:: Records provided

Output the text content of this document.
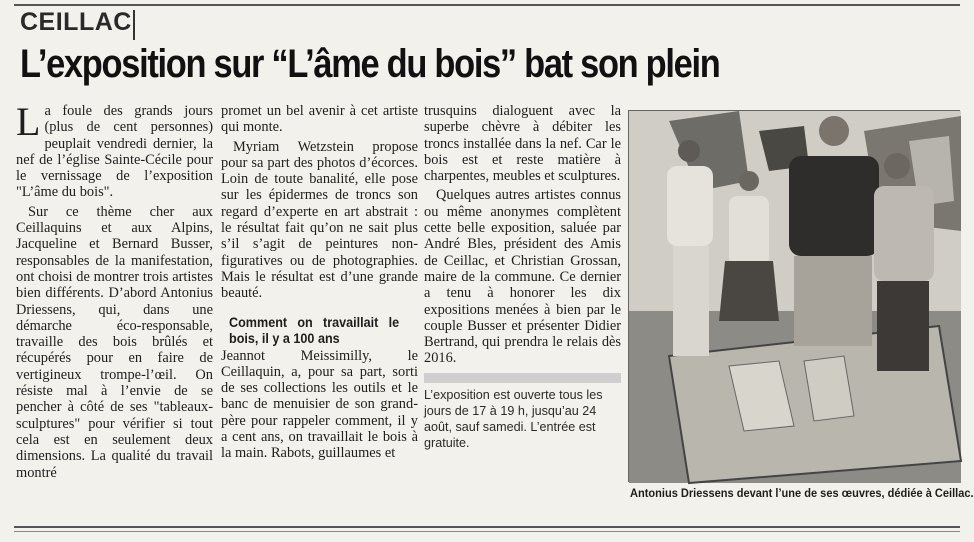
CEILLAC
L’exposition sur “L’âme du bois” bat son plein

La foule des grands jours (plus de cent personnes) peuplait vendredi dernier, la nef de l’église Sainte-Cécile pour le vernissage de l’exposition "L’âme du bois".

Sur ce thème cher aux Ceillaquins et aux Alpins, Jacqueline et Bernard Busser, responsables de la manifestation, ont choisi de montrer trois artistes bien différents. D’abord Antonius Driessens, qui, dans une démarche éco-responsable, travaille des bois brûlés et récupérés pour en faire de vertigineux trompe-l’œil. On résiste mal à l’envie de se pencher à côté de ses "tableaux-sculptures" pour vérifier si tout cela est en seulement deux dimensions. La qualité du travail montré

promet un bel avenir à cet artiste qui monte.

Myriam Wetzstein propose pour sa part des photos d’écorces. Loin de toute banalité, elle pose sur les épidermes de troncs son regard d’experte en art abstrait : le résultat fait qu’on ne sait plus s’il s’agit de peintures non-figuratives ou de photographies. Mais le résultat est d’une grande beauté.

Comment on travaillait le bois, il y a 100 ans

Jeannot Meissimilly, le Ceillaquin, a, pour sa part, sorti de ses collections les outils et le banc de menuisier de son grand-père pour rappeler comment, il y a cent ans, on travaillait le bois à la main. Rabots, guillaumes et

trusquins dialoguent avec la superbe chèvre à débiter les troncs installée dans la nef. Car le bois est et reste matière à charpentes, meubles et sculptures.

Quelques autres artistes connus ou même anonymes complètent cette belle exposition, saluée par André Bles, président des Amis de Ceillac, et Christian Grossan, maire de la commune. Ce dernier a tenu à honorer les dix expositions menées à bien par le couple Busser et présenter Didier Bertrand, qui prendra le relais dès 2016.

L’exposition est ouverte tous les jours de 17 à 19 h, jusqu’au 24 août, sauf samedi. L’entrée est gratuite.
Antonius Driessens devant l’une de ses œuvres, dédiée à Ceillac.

::::

▶ What the exercise asks: In the lines above, locate the string "exposition". Copy every line where it occurs.

▶ Response to the task:
L’exposition sur “L’âme du bois” bat son plein
La foule des grands jours (plus de cent personnes) peuplait vendredi dernier, la nef de l’église Sainte-Cécile pour le vernissage de l’exposition "L’âme du bois".
Quelques autres artistes connus ou même anonymes complètent cette belle exposition, saluée par André Bles, président des Amis de Ceillac, et Christian Grossan, maire de la commune. Ce dernier a tenu à honorer les dix expositions menées à bien par le couple Busser et présenter Didier Bertrand, qui prendra le relais dès 2016.
L’exposition est ouverte tous les jours de 17 à 19 h, jusqu’au 24 août, sauf samedi. L’entrée est gratuite.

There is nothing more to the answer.